> **WHAT YOU ARE ASKED TO DO**:
Put the lines of these entries into a numbered list, leaving out any blank lines.
--- RECORDS FOR THIS TASK ---
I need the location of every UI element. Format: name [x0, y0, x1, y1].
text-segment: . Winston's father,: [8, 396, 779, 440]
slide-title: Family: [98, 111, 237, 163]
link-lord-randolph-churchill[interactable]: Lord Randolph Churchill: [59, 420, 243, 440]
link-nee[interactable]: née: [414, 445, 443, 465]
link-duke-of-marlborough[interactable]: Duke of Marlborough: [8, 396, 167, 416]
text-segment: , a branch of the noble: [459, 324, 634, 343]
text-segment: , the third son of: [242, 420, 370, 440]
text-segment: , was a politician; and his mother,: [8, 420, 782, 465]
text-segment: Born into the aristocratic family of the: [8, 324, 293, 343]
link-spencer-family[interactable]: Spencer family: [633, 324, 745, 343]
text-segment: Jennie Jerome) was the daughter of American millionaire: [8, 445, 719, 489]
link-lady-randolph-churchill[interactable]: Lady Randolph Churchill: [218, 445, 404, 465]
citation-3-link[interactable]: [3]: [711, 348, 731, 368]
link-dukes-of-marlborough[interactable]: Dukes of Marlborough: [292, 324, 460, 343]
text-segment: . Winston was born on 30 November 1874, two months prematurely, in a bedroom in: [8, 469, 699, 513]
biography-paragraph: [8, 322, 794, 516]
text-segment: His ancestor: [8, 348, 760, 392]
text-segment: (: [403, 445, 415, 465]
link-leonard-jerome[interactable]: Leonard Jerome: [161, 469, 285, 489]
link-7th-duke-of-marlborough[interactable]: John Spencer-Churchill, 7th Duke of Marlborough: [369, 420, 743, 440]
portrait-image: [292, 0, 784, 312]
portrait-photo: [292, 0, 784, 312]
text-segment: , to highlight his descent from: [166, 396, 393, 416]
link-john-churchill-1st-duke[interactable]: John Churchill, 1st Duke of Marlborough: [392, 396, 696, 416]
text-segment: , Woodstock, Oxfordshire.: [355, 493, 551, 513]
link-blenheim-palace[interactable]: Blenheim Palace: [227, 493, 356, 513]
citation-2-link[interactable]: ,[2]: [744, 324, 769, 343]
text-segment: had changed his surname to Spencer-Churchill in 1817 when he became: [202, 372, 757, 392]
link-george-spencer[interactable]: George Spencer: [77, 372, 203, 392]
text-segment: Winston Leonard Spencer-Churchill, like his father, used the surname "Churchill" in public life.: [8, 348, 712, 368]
---
> **EXERCISE ANSWER**:
1. I need the location of every UI element. Format: name [x0, y0, x1, y1].
2. text-segment: . Winston's father,: [8, 396, 779, 440]
3. slide-title: Family: [98, 111, 237, 163]
4. link-lord-randolph-churchill[interactable]: Lord Randolph Churchill: [59, 420, 243, 440]
5. link-nee[interactable]: née: [414, 445, 443, 465]
6. link-duke-of-marlborough[interactable]: Duke of Marlborough: [8, 396, 167, 416]
7. text-segment: , a branch of the noble: [459, 324, 634, 343]
8. text-segment: , the third son of: [242, 420, 370, 440]
9. text-segment: , was a politician; and his mother,: [8, 420, 782, 465]
10. text-segment: Born into the aristocratic family of the: [8, 324, 293, 343]
11. link-spencer-family[interactable]: Spencer family: [633, 324, 745, 343]
12. text-segment: Jennie Jerome) was the daughter of American millionaire: [8, 445, 719, 489]
13. link-lady-randolph-churchill[interactable]: Lady Randolph Churchill: [218, 445, 404, 465]
14. citation-3-link[interactable]: [3]: [711, 348, 731, 368]
15. link-dukes-of-marlborough[interactable]: Dukes of Marlborough: [292, 324, 460, 343]
16. text-segment: . Winston was born on 30 November 1874, two months prematurely, in a bedroom in: [8, 469, 699, 513]
17. biography-paragraph: [8, 322, 794, 516]
18. text-segment: His ancestor: [8, 348, 760, 392]
19. text-segment: (: [403, 445, 415, 465]
20. link-leonard-jerome[interactable]: Leonard Jerome: [161, 469, 285, 489]
21. link-7th-duke-of-marlborough[interactable]: John Spencer-Churchill, 7th Duke of Marlborough: [369, 420, 743, 440]
22. portrait-image: [292, 0, 784, 312]
23. portrait-photo: [292, 0, 784, 312]
24. text-segment: , to highlight his descent from: [166, 396, 393, 416]
25. link-john-churchill-1st-duke[interactable]: John Churchill, 1st Duke of Marlborough: [392, 396, 696, 416]
26. text-segment: , Woodstock, Oxfordshire.: [355, 493, 551, 513]
27. link-blenheim-palace[interactable]: Blenheim Palace: [227, 493, 356, 513]
28. citation-2-link[interactable]: ,[2]: [744, 324, 769, 343]
29. text-segment: had changed his surname to Spencer-Churchill in 1817 when he became: [202, 372, 757, 392]
30. link-george-spencer[interactable]: George Spencer: [77, 372, 203, 392]
31. text-segment: Winston Leonard Spencer-Churchill, like his father, used the surname "Churchill" in public life.: [8, 348, 712, 368]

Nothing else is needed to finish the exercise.